Begin Exercise materials

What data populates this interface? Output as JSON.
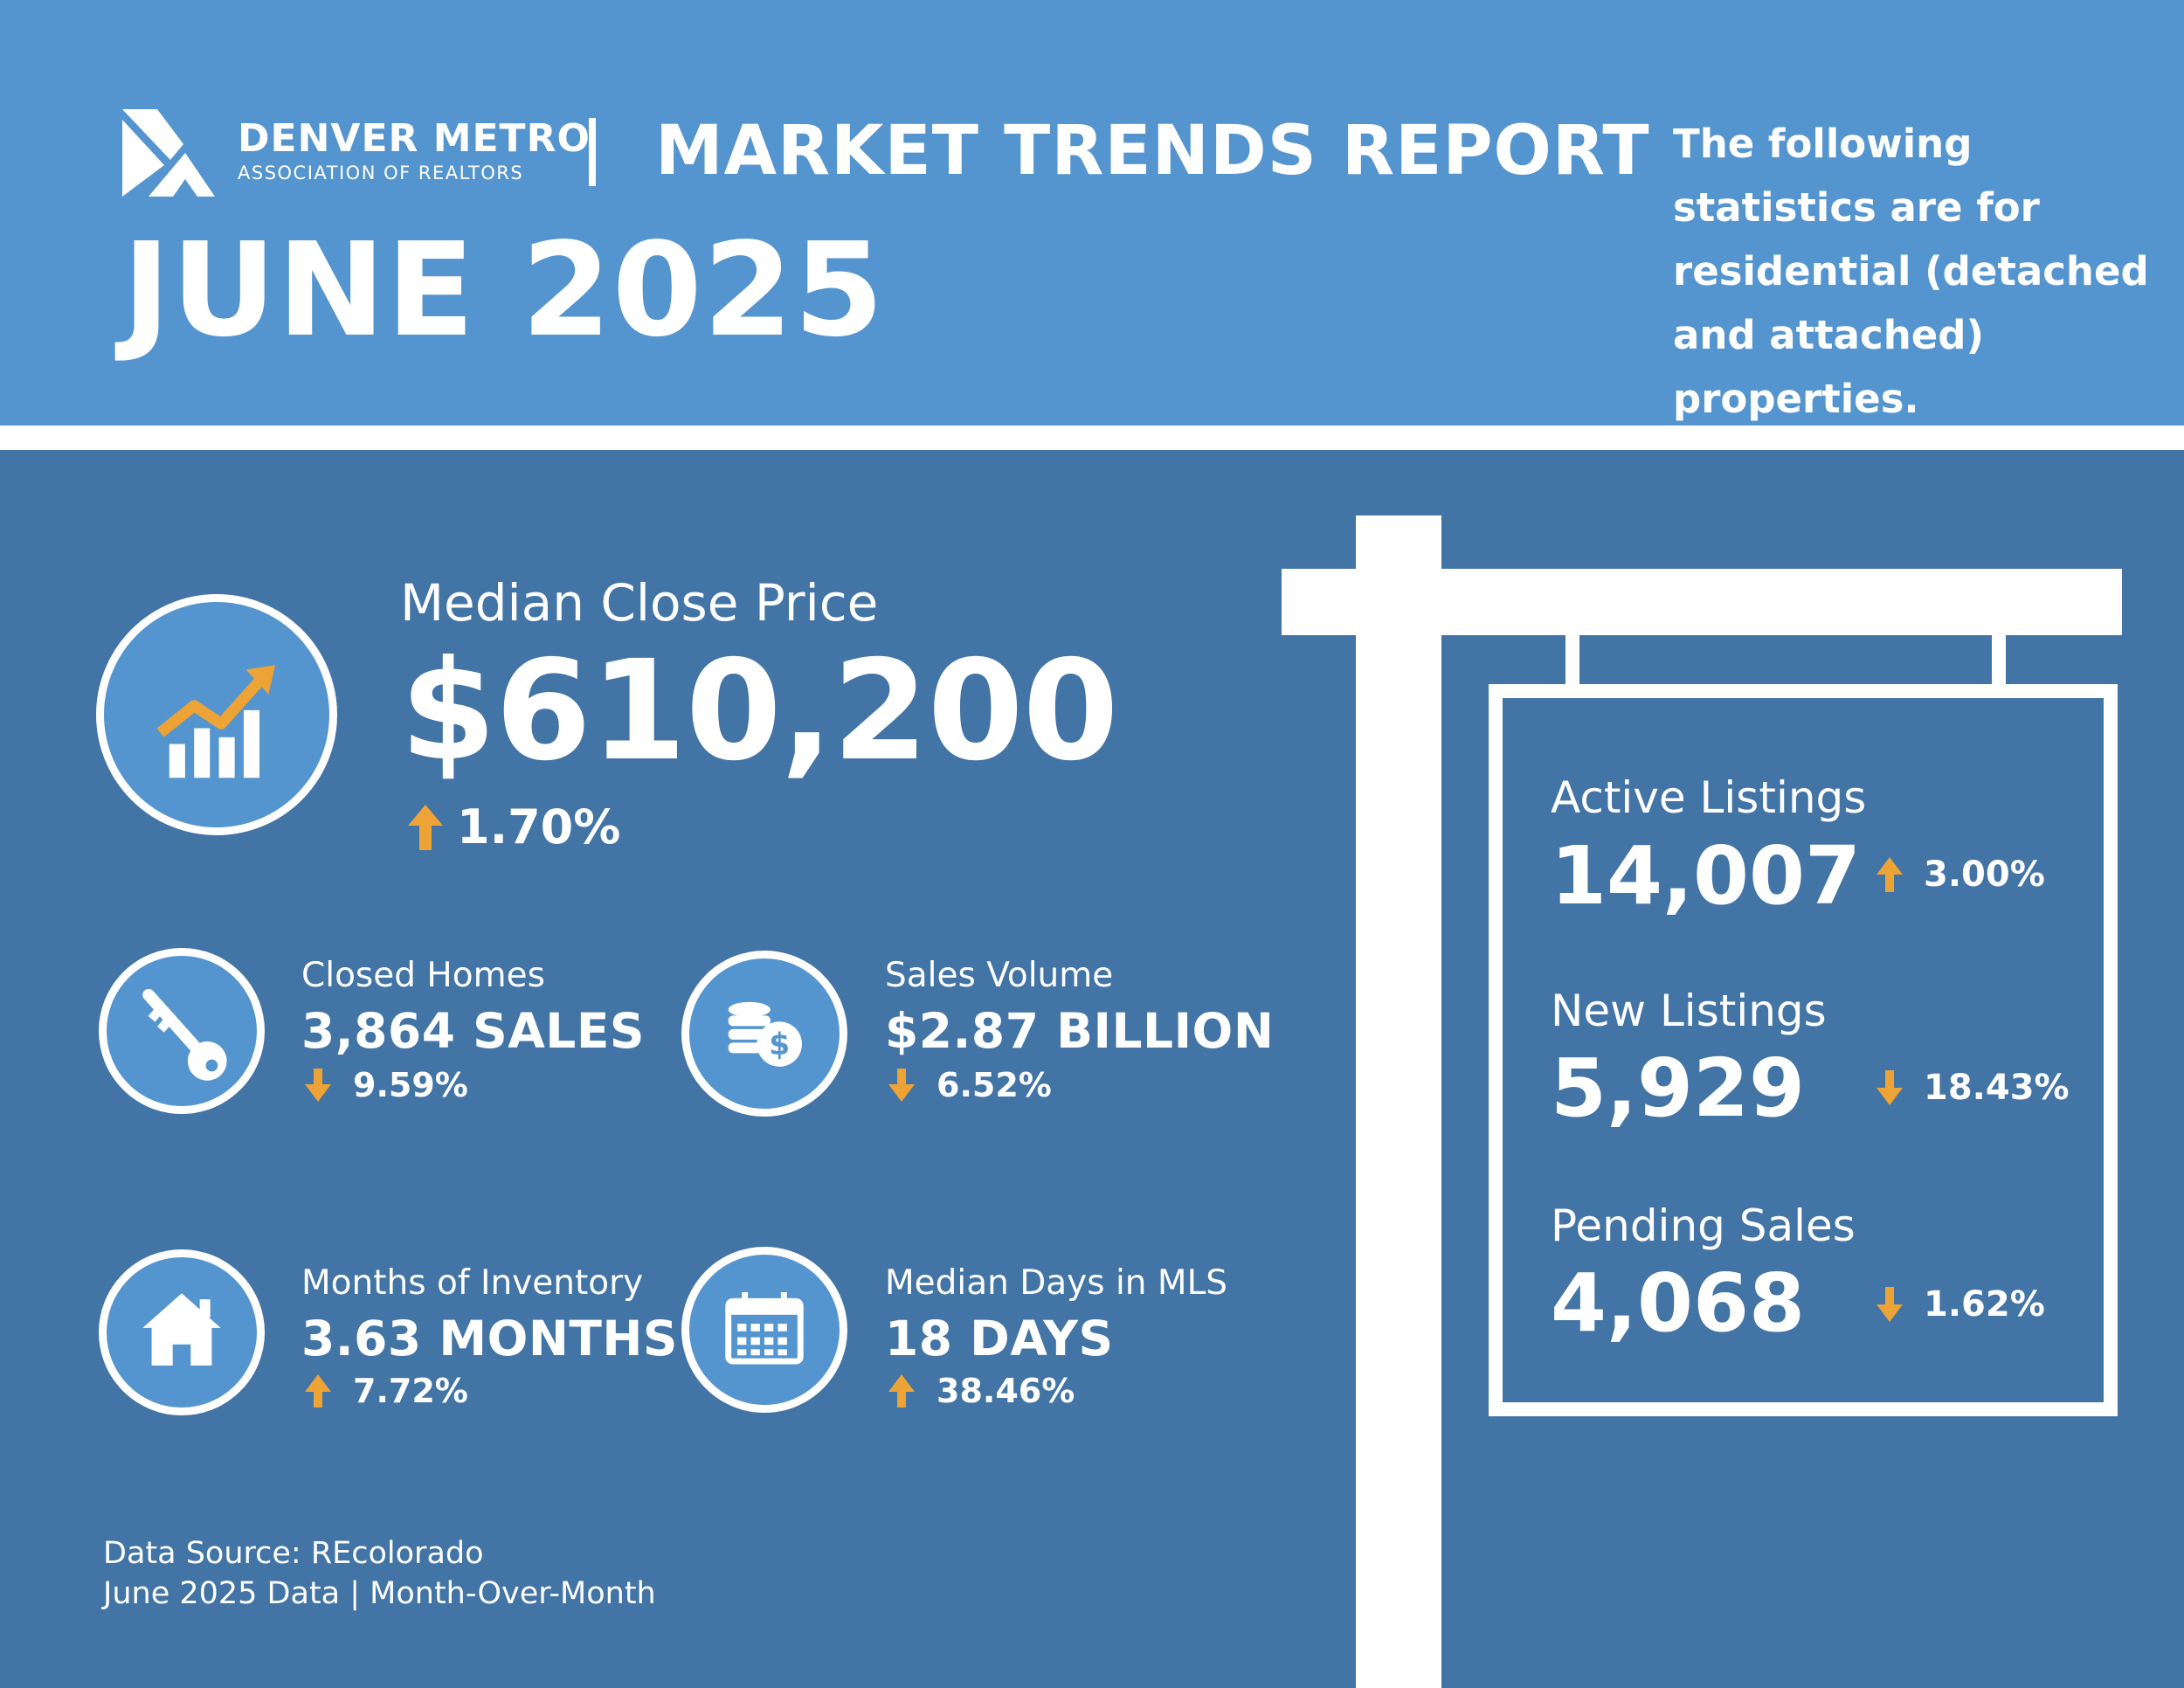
{
  "header": {
    "org_name": "DENVER METRO",
    "org_subtitle": "ASSOCIATION OF REALTORS",
    "report_title": "MARKET TRENDS REPORT",
    "month": "JUNE 2025",
    "note": "The following statistics are for residential (detached and attached) properties."
  },
  "colors": {
    "header_bg": "#5595cf",
    "body_bg": "#4274a5",
    "accent_arrow": "#eda335",
    "text": "#ffffff"
  },
  "median_close_price": {
    "label": "Median Close Price",
    "value": "$610,200",
    "direction": "up",
    "change": "1.70%",
    "icon": "bar-chart-trend-icon"
  },
  "stats": [
    {
      "label": "Closed Homes",
      "value": "3,864 SALES",
      "direction": "down",
      "change": "9.59%",
      "icon": "key-icon"
    },
    {
      "label": "Sales Volume",
      "value": "$2.87 BILLION",
      "direction": "down",
      "change": "6.52%",
      "icon": "coins-dollar-icon"
    },
    {
      "label": "Months of Inventory",
      "value": "3.63 MONTHS",
      "direction": "up",
      "change": "7.72%",
      "icon": "house-icon"
    },
    {
      "label": "Median Days in MLS",
      "value": "18 DAYS",
      "direction": "up",
      "change": "38.46%",
      "icon": "calendar-icon"
    }
  ],
  "sign": {
    "items": [
      {
        "label": "Active Listings",
        "value": "14,007",
        "direction": "up",
        "change": "3.00%"
      },
      {
        "label": "New Listings",
        "value": "5,929",
        "direction": "down",
        "change": "18.43%"
      },
      {
        "label": "Pending Sales",
        "value": "4,068",
        "direction": "down",
        "change": "1.62%"
      }
    ]
  },
  "footer": {
    "source": "Data Source: REcolorado",
    "period": "June 2025 Data | Month-Over-Month"
  }
}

End Exercise materials

## Work required
Copy the material above exactly and drop the pictures.

## Expected answer
What data populates this interface? Output as JSON.
{
  "header": {
    "org_name": "DENVER METRO",
    "org_subtitle": "ASSOCIATION OF REALTORS",
    "report_title": "MARKET TRENDS REPORT",
    "month": "JUNE 2025",
    "note": "The following statistics are for residential (detached and attached) properties."
  },
  "colors": {
    "header_bg": "#5595cf",
    "body_bg": "#4274a5",
    "accent_arrow": "#eda335",
    "text": "#ffffff"
  },
  "median_close_price": {
    "label": "Median Close Price",
    "value": "$610,200",
    "direction": "up",
    "change": "1.70%",
    "icon": "bar-chart-trend-icon"
  },
  "stats": [
    {
      "label": "Closed Homes",
      "value": "3,864 SALES",
      "direction": "down",
      "change": "9.59%",
      "icon": "key-icon"
    },
    {
      "label": "Sales Volume",
      "value": "$2.87 BILLION",
      "direction": "down",
      "change": "6.52%",
      "icon": "coins-dollar-icon"
    },
    {
      "label": "Months of Inventory",
      "value": "3.63 MONTHS",
      "direction": "up",
      "change": "7.72%",
      "icon": "house-icon"
    },
    {
      "label": "Median Days in MLS",
      "value": "18 DAYS",
      "direction": "up",
      "change": "38.46%",
      "icon": "calendar-icon"
    }
  ],
  "sign": {
    "items": [
      {
        "label": "Active Listings",
        "value": "14,007",
        "direction": "up",
        "change": "3.00%"
      },
      {
        "label": "New Listings",
        "value": "5,929",
        "direction": "down",
        "change": "18.43%"
      },
      {
        "label": "Pending Sales",
        "value": "4,068",
        "direction": "down",
        "change": "1.62%"
      }
    ]
  },
  "footer": {
    "source": "Data Source: REcolorado",
    "period": "June 2025 Data | Month-Over-Month"
  }
}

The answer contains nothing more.